--- Extracted material ---

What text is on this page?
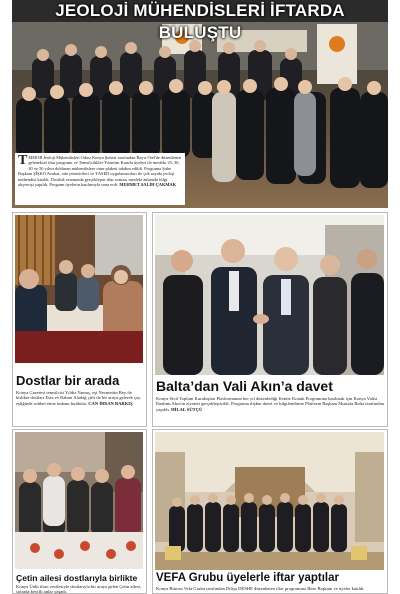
JEOLOJİ MÜHENDİSLERİ İFTARDA BULUŞTU
T MMOB Jeoloji Mühendisleri Odası Konya Şubesi tarafından Bayır Otel'de düzenlenen geleneksel iftar programı ve Temsilcilikler Yönetim Kurulu üyeleri ile mesleki 25, 30, 40 ve 50 yılını dolduran mühendislere onur plaketi takdim edildi. Programa Şube Başkanı ŞİŞKO Avukat, oda yöneticileri ve YASED uygulamacıları ile çok sayıda jeoloji mühendisi katıldı. Dostluk ortamında gerçekleşen iftar sonrası mesleki anlamda bilgi alışverişi yapıldı. Program üyelerin katılımıyla sona erdi. MEHMET SALİH ÇAKMAK
Dostlar bir arada
Konya Gazetesi temsilcisi Yıldız Yamaç, eşi Necmettin Bey ile birlikte dostları Esra ve Rahmi Aladağ çifti ile bir araya gelerek çay eşliğinde sohbet etme imkanı buldular. CAN İHSAN BARKIŞ
Balta’dan Vali Akın’a davet
Konya Sivil Toplum Kuruluşları Platformunun her yıl düzenlediği Kentte Konuk Programına katılmak için Konya Valisi İbrahim Akın'ın ziyareti gerçekleştirildi. Programa ilişkin davet ve bilgilendirme Platform Başkanı Mustafa Balta tarafından yapıldı. HİLAL SÜTÇÜ
Çetin ailesi dostlarıyla birlikte
Konya Ünlü iftarı vesilesiyle dostlarıyla bir araya gelen Çetin ailesi, sofrada keyifli anlar yaşadı.
VEFA Grubu üyelerle iftar yaptılar
Konya Bürosu Vefa Grubu tarafından Dilişa DESHE düzenlenen iftar programına Büro Başkanı ve üyeler katıldı.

---

# What is being asked
Omit the pictures and reproduce the listing exactly.

# Task output
What text is on this page?
JEOLOJİ MÜHENDİSLERİ İFTARDA BULUŞTU
T MMOB Jeoloji Mühendisleri Odası Konya Şubesi tarafından Bayır Otel'de düzenlenen geleneksel iftar programı ve Temsilcilikler Yönetim Kurulu üyeleri ile mesleki 25, 30, 40 ve 50 yılını dolduran mühendislere onur plaketi takdim edildi. Programa Şube Başkanı ŞİŞKO Avukat, oda yöneticileri ve YASED uygulamacıları ile çok sayıda jeoloji mühendisi katıldı. Dostluk ortamında gerçekleşen iftar sonrası mesleki anlamda bilgi alışverişi yapıldı. Program üyelerin katılımıyla sona erdi. MEHMET SALİH ÇAKMAK
Dostlar bir arada
Konya Gazetesi temsilcisi Yıldız Yamaç, eşi Necmettin Bey ile birlikte dostları Esra ve Rahmi Aladağ çifti ile bir araya gelerek çay eşliğinde sohbet etme imkanı buldular. CAN İHSAN BARKIŞ
Balta’dan Vali Akın’a davet
Konya Sivil Toplum Kuruluşları Platformunun her yıl düzenlediği Kentte Konuk Programına katılmak için Konya Valisi İbrahim Akın'ın ziyareti gerçekleştirildi. Programa ilişkin davet ve bilgilendirme Platform Başkanı Mustafa Balta tarafından yapıldı. HİLAL SÜTÇÜ
Çetin ailesi dostlarıyla birlikte
Konya Ünlü iftarı vesilesiyle dostlarıyla bir araya gelen Çetin ailesi, sofrada keyifli anlar yaşadı.
VEFA Grubu üyelerle iftar yaptılar
Konya Bürosu Vefa Grubu tarafından Dilişa DESHE düzenlenen iftar programına Büro Başkanı ve üyeler katıldı.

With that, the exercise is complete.